**WRITTEN PROBLEM**.
Return all of the entries exactly, with nothing added or left out.

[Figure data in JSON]
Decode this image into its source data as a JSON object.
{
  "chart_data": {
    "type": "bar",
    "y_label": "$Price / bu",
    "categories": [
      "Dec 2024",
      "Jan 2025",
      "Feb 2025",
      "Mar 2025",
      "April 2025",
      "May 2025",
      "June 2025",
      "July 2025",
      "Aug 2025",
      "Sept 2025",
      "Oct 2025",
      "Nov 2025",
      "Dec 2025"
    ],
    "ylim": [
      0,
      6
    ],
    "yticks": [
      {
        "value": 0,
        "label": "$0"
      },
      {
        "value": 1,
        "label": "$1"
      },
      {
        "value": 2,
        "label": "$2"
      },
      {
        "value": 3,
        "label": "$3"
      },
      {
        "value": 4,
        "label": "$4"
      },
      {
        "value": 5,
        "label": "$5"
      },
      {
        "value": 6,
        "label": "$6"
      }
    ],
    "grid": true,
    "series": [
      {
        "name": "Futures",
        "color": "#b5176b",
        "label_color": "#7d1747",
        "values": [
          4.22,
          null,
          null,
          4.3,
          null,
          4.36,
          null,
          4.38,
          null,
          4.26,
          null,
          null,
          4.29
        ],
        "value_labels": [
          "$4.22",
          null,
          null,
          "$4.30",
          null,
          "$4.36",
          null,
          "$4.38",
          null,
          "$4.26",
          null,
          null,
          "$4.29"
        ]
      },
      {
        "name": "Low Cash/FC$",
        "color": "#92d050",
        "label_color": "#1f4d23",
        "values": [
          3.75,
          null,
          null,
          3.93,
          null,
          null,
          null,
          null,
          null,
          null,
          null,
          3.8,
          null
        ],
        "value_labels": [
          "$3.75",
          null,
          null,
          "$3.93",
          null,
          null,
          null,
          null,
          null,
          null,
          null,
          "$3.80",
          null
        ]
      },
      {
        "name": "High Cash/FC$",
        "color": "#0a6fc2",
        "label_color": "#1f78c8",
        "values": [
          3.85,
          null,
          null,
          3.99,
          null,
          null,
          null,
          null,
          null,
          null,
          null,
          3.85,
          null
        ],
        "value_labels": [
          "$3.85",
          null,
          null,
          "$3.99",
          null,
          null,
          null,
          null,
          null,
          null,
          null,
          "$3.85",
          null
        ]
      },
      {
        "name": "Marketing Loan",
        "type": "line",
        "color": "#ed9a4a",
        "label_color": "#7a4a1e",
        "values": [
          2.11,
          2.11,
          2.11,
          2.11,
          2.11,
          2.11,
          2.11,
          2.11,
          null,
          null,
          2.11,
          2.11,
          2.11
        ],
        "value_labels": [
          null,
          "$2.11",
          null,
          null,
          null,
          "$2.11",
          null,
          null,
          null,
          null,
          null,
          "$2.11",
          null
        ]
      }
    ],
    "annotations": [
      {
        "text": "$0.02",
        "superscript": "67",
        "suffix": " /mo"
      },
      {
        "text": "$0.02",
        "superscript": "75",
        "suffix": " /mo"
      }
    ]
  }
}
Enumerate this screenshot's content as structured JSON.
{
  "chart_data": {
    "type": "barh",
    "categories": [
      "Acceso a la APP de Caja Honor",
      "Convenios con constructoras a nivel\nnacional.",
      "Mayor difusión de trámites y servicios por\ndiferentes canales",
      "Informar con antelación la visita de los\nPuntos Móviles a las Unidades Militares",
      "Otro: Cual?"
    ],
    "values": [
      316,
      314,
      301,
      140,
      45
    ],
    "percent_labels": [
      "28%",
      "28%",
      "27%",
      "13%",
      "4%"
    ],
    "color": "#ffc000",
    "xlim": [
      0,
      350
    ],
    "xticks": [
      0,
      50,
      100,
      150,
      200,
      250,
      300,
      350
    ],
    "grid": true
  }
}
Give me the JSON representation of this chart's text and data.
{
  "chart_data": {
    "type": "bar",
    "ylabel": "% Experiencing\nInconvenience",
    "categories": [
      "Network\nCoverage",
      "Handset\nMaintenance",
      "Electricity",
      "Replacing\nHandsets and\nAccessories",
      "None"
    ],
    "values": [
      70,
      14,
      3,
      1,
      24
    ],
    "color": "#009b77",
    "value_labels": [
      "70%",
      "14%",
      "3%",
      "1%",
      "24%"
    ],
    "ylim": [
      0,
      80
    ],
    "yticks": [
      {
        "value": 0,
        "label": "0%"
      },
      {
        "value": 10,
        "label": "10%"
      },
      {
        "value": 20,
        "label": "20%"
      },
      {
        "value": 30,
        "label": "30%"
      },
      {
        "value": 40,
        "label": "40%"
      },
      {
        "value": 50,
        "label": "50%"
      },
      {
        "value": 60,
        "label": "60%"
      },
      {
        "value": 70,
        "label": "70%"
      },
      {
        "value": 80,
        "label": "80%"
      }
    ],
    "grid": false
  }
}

**RESPONSE TO THIS EXERCISE**.
Decode this image into its source data as a JSON object.
{
  "chart_data": {
    "type": "bar",
    "y_label": "$Price / bu",
    "categories": [
      "Dec 2024",
      "Jan 2025",
      "Feb 2025",
      "Mar 2025",
      "April 2025",
      "May 2025",
      "June 2025",
      "July 2025",
      "Aug 2025",
      "Sept 2025",
      "Oct 2025",
      "Nov 2025",
      "Dec 2025"
    ],
    "ylim": [
      0,
      6
    ],
    "yticks": [
      {
        "value": 0,
        "label": "$0"
      },
      {
        "value": 1,
        "label": "$1"
      },
      {
        "value": 2,
        "label": "$2"
      },
      {
        "value": 3,
        "label": "$3"
      },
      {
        "value": 4,
        "label": "$4"
      },
      {
        "value": 5,
        "label": "$5"
      },
      {
        "value": 6,
        "label": "$6"
      }
    ],
    "grid": true,
    "series": [
      {
        "name": "Futures",
        "color": "#b5176b",
        "label_color": "#7d1747",
        "values": [
          4.22,
          null,
          null,
          4.3,
          null,
          4.36,
          null,
          4.38,
          null,
          4.26,
          null,
          null,
          4.29
        ],
        "value_labels": [
          "$4.22",
          null,
          null,
          "$4.30",
          null,
          "$4.36",
          null,
          "$4.38",
          null,
          "$4.26",
          null,
          null,
          "$4.29"
        ]
      },
      {
        "name": "Low Cash/FC$",
        "color": "#92d050",
        "label_color": "#1f4d23",
        "values": [
          3.75,
          null,
          null,
          3.93,
          null,
          null,
          null,
          null,
          null,
          null,
          null,
          3.8,
          null
        ],
        "value_labels": [
          "$3.75",
          null,
          null,
          "$3.93",
          null,
          null,
          null,
          null,
          null,
          null,
          null,
          "$3.80",
          null
        ]
      },
      {
        "name": "High Cash/FC$",
        "color": "#0a6fc2",
        "label_color": "#1f78c8",
        "values": [
          3.85,
          null,
          null,
          3.99,
          null,
          null,
          null,
          null,
          null,
          null,
          null,
          3.85,
          null
        ],
        "value_labels": [
          "$3.85",
          null,
          null,
          "$3.99",
          null,
          null,
          null,
          null,
          null,
          null,
          null,
          "$3.85",
          null
        ]
      },
      {
        "name": "Marketing Loan",
        "type": "line",
        "color": "#ed9a4a",
        "label_color": "#7a4a1e",
        "values": [
          2.11,
          2.11,
          2.11,
          2.11,
          2.11,
          2.11,
          2.11,
          2.11,
          null,
          null,
          2.11,
          2.11,
          2.11
        ],
        "value_labels": [
          null,
          "$2.11",
          null,
          null,
          null,
          "$2.11",
          null,
          null,
          null,
          null,
          null,
          "$2.11",
          null
        ]
      }
    ],
    "annotations": [
      {
        "text": "$0.02",
        "superscript": "67",
        "suffix": " /mo"
      },
      {
        "text": "$0.02",
        "superscript": "75",
        "suffix": " /mo"
      }
    ]
  }
}
Enumerate this screenshot's content as structured JSON.
{
  "chart_data": {
    "type": "barh",
    "categories": [
      "Acceso a la APP de Caja Honor",
      "Convenios con constructoras a nivel\nnacional.",
      "Mayor difusión de trámites y servicios por\ndiferentes canales",
      "Informar con antelación la visita de los\nPuntos Móviles a las Unidades Militares",
      "Otro: Cual?"
    ],
    "values": [
      316,
      314,
      301,
      140,
      45
    ],
    "percent_labels": [
      "28%",
      "28%",
      "27%",
      "13%",
      "4%"
    ],
    "color": "#ffc000",
    "xlim": [
      0,
      350
    ],
    "xticks": [
      0,
      50,
      100,
      150,
      200,
      250,
      300,
      350
    ],
    "grid": true
  }
}
Give me the JSON representation of this chart's text and data.
{
  "chart_data": {
    "type": "bar",
    "ylabel": "% Experiencing\nInconvenience",
    "categories": [
      "Network\nCoverage",
      "Handset\nMaintenance",
      "Electricity",
      "Replacing\nHandsets and\nAccessories",
      "None"
    ],
    "values": [
      70,
      14,
      3,
      1,
      24
    ],
    "color": "#009b77",
    "value_labels": [
      "70%",
      "14%",
      "3%",
      "1%",
      "24%"
    ],
    "ylim": [
      0,
      80
    ],
    "yticks": [
      {
        "value": 0,
        "label": "0%"
      },
      {
        "value": 10,
        "label": "10%"
      },
      {
        "value": 20,
        "label": "20%"
      },
      {
        "value": 30,
        "label": "30%"
      },
      {
        "value": 40,
        "label": "40%"
      },
      {
        "value": 50,
        "label": "50%"
      },
      {
        "value": 60,
        "label": "60%"
      },
      {
        "value": 70,
        "label": "70%"
      },
      {
        "value": 80,
        "label": "80%"
      }
    ],
    "grid": false
  }
}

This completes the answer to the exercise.